TASK DETAILS => Copy the entries below exactly. Images do not belong in the copy.
>> BEGIN ENTRIES
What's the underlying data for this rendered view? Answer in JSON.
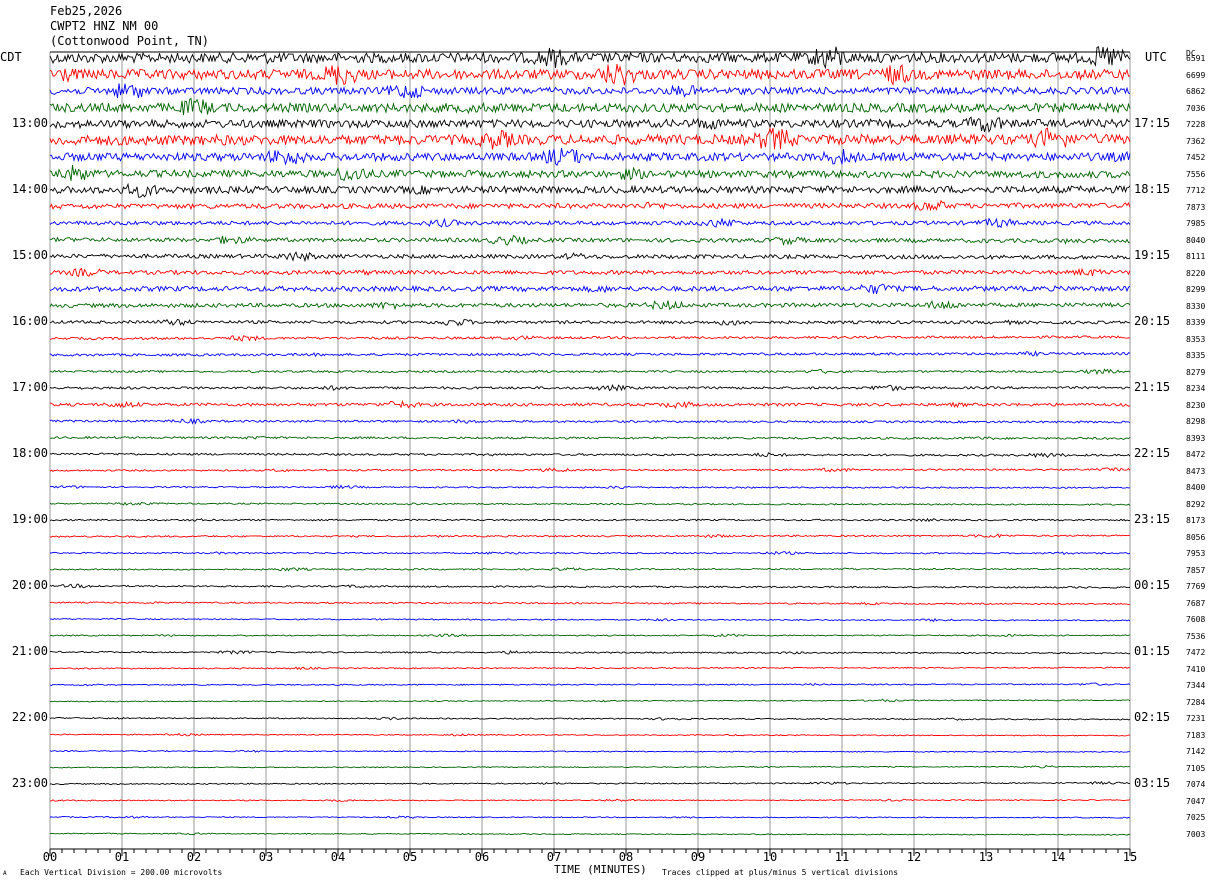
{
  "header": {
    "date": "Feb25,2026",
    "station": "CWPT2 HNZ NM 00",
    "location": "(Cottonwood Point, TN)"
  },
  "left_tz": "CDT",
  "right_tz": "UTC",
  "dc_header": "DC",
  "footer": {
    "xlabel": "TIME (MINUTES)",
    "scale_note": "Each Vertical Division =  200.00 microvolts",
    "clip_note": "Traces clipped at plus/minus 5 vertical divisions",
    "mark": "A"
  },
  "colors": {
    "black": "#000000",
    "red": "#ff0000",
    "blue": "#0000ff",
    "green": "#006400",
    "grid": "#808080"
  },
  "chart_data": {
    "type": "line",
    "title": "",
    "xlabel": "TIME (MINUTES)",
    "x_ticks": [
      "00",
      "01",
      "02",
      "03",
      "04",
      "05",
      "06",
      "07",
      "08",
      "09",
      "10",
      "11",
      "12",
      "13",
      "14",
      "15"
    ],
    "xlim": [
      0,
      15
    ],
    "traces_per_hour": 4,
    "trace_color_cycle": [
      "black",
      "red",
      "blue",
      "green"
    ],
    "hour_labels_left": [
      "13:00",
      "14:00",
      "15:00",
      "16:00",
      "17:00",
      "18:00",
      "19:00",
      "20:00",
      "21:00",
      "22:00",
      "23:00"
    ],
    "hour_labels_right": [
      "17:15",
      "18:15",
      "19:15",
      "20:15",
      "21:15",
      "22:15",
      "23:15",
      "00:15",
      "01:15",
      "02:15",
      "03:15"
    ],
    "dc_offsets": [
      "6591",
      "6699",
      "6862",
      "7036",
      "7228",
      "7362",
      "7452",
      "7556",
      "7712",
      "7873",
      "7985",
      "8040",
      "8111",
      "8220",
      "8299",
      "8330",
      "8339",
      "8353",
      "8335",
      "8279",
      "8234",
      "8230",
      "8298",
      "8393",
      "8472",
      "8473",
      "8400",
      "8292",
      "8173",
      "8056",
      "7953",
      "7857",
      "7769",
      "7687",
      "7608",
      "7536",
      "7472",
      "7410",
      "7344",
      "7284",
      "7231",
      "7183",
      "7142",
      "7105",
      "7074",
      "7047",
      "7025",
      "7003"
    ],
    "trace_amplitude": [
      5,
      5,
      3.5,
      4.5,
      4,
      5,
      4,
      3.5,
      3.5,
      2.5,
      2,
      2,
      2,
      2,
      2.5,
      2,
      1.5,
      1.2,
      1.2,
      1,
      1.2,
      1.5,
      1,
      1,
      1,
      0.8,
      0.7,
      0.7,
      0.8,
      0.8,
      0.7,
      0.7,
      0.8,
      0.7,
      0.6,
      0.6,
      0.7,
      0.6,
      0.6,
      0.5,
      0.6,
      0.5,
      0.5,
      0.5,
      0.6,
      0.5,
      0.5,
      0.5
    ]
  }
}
>> END ENTRIES
FINISHED ANSWER =>
What's the underlying data for this rendered view? Answer in JSON.
{
  "header": {
    "date": "Feb25,2026",
    "station": "CWPT2 HNZ NM 00",
    "location": "(Cottonwood Point, TN)"
  },
  "left_tz": "CDT",
  "right_tz": "UTC",
  "dc_header": "DC",
  "footer": {
    "xlabel": "TIME (MINUTES)",
    "scale_note": "Each Vertical Division =  200.00 microvolts",
    "clip_note": "Traces clipped at plus/minus 5 vertical divisions",
    "mark": "A"
  },
  "colors": {
    "black": "#000000",
    "red": "#ff0000",
    "blue": "#0000ff",
    "green": "#006400",
    "grid": "#808080"
  },
  "chart_data": {
    "type": "line",
    "title": "",
    "xlabel": "TIME (MINUTES)",
    "x_ticks": [
      "00",
      "01",
      "02",
      "03",
      "04",
      "05",
      "06",
      "07",
      "08",
      "09",
      "10",
      "11",
      "12",
      "13",
      "14",
      "15"
    ],
    "xlim": [
      0,
      15
    ],
    "traces_per_hour": 4,
    "trace_color_cycle": [
      "black",
      "red",
      "blue",
      "green"
    ],
    "hour_labels_left": [
      "13:00",
      "14:00",
      "15:00",
      "16:00",
      "17:00",
      "18:00",
      "19:00",
      "20:00",
      "21:00",
      "22:00",
      "23:00"
    ],
    "hour_labels_right": [
      "17:15",
      "18:15",
      "19:15",
      "20:15",
      "21:15",
      "22:15",
      "23:15",
      "00:15",
      "01:15",
      "02:15",
      "03:15"
    ],
    "dc_offsets": [
      "6591",
      "6699",
      "6862",
      "7036",
      "7228",
      "7362",
      "7452",
      "7556",
      "7712",
      "7873",
      "7985",
      "8040",
      "8111",
      "8220",
      "8299",
      "8330",
      "8339",
      "8353",
      "8335",
      "8279",
      "8234",
      "8230",
      "8298",
      "8393",
      "8472",
      "8473",
      "8400",
      "8292",
      "8173",
      "8056",
      "7953",
      "7857",
      "7769",
      "7687",
      "7608",
      "7536",
      "7472",
      "7410",
      "7344",
      "7284",
      "7231",
      "7183",
      "7142",
      "7105",
      "7074",
      "7047",
      "7025",
      "7003"
    ],
    "trace_amplitude": [
      5,
      5,
      3.5,
      4.5,
      4,
      5,
      4,
      3.5,
      3.5,
      2.5,
      2,
      2,
      2,
      2,
      2.5,
      2,
      1.5,
      1.2,
      1.2,
      1,
      1.2,
      1.5,
      1,
      1,
      1,
      0.8,
      0.7,
      0.7,
      0.8,
      0.8,
      0.7,
      0.7,
      0.8,
      0.7,
      0.6,
      0.6,
      0.7,
      0.6,
      0.6,
      0.5,
      0.6,
      0.5,
      0.5,
      0.5,
      0.6,
      0.5,
      0.5,
      0.5
    ]
  }
}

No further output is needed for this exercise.